▸ Data lines
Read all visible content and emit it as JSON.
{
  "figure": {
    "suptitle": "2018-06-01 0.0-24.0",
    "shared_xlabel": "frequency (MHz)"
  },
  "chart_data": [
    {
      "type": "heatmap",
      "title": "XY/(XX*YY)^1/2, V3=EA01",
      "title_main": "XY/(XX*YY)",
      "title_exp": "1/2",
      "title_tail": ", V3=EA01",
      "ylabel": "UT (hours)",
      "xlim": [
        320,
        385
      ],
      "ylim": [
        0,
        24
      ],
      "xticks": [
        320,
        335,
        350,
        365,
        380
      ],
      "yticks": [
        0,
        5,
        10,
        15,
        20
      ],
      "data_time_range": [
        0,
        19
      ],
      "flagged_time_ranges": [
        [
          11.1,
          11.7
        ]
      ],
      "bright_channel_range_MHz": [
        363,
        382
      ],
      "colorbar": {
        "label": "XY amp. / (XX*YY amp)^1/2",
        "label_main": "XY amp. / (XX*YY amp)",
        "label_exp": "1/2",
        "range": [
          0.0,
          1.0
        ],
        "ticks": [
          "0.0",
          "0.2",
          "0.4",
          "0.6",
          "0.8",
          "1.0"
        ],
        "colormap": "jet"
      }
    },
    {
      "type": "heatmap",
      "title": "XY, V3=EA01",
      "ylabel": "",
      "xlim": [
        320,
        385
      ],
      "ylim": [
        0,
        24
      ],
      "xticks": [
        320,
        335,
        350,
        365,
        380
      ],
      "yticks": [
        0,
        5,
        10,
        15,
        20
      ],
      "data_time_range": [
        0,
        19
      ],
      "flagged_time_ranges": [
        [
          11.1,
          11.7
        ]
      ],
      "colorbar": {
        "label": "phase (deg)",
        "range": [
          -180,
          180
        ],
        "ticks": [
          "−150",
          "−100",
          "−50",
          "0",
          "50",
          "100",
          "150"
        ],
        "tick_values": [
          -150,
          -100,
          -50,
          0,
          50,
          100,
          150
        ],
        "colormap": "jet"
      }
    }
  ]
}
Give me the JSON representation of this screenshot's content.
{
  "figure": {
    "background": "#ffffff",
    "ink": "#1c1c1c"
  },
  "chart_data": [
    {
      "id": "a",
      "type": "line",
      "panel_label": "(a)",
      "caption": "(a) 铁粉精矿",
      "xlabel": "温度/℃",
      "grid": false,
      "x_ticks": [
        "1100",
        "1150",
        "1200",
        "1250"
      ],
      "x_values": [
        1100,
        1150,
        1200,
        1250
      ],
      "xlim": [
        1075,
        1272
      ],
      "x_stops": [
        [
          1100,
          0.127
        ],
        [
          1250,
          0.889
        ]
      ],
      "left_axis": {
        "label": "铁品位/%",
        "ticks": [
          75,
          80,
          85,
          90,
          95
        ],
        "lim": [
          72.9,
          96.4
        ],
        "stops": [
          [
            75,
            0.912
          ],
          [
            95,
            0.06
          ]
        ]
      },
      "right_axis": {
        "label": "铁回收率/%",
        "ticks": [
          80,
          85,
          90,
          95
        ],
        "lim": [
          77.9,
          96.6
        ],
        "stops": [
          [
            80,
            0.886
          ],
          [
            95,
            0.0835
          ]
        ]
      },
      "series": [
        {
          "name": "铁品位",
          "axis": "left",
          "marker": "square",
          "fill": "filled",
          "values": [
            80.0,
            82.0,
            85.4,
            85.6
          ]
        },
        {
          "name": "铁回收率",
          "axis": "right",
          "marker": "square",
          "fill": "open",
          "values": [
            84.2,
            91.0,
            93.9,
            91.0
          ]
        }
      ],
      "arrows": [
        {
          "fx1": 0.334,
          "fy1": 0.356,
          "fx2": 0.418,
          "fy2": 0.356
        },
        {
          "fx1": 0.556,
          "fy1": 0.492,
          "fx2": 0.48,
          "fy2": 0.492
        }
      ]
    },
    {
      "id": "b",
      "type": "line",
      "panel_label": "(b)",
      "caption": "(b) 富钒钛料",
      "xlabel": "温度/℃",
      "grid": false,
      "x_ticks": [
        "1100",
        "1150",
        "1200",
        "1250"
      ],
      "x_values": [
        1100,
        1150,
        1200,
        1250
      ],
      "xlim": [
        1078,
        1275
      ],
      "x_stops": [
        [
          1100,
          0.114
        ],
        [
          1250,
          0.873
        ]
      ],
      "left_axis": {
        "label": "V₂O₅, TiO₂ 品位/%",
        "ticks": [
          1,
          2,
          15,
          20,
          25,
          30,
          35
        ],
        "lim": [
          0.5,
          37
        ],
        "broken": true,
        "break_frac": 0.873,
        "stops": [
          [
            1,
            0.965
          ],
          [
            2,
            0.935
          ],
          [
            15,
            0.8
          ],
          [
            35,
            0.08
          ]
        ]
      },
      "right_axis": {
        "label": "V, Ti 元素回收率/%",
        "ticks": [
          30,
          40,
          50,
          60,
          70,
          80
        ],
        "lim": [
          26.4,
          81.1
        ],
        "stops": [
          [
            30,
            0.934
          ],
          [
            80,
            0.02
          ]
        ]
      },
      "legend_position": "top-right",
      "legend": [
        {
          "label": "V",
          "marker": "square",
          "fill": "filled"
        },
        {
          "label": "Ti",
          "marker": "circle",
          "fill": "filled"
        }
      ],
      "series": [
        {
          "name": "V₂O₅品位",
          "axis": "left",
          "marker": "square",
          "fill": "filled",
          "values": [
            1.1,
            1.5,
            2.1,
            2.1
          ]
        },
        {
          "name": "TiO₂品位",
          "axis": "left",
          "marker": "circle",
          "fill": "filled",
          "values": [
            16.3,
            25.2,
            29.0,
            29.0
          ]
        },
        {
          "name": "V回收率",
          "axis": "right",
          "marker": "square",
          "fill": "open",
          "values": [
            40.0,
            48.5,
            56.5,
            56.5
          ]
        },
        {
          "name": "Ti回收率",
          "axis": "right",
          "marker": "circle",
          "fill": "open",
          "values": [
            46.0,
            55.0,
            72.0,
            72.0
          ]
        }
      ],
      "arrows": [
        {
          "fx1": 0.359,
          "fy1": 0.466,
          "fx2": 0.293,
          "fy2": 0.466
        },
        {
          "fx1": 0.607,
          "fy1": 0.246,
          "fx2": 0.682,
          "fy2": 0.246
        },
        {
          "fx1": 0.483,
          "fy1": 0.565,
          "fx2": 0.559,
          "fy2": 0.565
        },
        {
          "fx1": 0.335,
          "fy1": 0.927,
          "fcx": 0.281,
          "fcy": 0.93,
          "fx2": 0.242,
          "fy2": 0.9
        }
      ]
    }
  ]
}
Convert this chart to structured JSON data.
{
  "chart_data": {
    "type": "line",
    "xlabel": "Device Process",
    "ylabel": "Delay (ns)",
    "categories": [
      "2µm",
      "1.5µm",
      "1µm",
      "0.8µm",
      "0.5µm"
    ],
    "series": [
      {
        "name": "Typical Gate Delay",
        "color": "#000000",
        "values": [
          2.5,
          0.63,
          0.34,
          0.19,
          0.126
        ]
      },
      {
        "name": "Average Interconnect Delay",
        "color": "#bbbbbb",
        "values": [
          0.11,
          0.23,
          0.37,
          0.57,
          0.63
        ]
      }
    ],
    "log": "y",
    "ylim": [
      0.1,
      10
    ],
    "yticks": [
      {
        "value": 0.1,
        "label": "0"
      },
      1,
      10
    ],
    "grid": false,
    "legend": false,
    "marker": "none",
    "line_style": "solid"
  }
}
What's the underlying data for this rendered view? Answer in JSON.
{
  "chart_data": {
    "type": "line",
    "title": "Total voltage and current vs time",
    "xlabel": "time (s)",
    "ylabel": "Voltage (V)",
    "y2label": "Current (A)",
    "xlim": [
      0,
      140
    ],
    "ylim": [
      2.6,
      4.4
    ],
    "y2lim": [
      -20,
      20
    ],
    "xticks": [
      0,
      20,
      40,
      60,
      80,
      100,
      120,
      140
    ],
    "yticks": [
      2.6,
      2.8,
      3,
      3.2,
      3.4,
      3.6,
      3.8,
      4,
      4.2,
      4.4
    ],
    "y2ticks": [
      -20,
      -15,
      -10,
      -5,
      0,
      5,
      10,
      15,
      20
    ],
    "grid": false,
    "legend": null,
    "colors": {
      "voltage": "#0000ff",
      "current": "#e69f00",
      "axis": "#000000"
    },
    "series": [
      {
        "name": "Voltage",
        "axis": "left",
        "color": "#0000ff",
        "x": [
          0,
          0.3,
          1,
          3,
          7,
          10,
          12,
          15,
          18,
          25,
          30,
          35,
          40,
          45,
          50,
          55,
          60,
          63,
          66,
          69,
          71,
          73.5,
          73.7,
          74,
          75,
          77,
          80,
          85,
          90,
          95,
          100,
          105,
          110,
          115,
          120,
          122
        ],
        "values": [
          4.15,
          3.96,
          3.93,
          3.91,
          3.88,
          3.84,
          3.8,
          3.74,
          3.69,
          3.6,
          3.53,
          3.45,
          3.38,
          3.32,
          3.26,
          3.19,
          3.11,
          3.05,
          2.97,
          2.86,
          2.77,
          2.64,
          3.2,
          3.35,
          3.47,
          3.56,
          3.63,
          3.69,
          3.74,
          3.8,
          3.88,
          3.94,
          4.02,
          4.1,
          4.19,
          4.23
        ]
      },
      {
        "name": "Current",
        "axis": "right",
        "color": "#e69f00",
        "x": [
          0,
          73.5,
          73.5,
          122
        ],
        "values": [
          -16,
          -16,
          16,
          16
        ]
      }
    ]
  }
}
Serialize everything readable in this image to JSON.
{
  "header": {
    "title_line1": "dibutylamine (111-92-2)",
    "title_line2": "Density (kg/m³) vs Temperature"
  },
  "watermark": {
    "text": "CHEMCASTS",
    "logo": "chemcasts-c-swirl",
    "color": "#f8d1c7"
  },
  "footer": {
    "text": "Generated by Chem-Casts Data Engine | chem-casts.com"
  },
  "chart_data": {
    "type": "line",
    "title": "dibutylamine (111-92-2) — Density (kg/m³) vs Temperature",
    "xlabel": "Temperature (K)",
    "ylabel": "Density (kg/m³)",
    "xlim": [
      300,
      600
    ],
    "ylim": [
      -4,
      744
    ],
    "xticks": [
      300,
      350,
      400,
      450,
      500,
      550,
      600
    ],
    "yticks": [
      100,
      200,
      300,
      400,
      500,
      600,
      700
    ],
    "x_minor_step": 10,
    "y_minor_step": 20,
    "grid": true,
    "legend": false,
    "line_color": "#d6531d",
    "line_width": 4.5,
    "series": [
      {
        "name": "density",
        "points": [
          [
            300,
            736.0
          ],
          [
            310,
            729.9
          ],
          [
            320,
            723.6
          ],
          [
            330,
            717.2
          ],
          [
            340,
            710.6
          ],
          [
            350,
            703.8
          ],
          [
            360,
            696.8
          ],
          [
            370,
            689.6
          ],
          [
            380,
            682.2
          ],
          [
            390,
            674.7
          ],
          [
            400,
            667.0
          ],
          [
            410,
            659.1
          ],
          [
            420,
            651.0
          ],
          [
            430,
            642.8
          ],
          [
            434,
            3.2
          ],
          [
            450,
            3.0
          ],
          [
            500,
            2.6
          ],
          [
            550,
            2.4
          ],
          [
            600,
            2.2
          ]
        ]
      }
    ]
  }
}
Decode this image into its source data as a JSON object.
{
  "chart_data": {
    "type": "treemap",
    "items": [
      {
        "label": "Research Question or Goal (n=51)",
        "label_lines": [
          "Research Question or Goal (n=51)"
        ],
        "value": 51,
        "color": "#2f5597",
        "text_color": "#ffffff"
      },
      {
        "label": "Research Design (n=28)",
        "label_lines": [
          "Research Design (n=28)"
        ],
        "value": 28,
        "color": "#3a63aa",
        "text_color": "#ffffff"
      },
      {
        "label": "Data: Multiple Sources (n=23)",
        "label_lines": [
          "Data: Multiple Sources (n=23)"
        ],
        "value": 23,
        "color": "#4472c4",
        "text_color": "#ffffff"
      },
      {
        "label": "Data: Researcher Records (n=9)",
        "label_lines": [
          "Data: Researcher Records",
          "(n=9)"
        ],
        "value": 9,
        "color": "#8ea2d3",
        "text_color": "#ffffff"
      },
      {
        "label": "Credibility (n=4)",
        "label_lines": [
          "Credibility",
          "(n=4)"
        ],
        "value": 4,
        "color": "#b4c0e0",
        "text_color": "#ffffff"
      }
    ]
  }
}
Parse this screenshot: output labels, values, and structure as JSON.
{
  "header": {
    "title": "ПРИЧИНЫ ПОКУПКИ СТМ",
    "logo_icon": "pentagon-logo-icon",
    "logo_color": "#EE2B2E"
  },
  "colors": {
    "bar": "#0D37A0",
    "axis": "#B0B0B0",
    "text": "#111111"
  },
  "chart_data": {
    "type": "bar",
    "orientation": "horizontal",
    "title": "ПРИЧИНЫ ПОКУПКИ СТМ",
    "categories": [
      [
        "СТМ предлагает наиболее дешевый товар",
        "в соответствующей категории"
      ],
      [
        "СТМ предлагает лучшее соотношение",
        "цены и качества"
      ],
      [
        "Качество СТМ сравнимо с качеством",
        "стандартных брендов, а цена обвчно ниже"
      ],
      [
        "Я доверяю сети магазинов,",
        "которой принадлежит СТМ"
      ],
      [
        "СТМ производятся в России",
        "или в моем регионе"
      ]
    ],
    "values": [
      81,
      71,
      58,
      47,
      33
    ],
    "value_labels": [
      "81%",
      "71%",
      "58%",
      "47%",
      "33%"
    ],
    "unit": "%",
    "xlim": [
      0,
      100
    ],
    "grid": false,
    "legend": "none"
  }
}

▸ Work to do
Look over the material above and show each line where "Question" appears.

▸ Reply
        "label": "Research Question or Goal (n=51)",
          "Research Question or Goal (n=51)"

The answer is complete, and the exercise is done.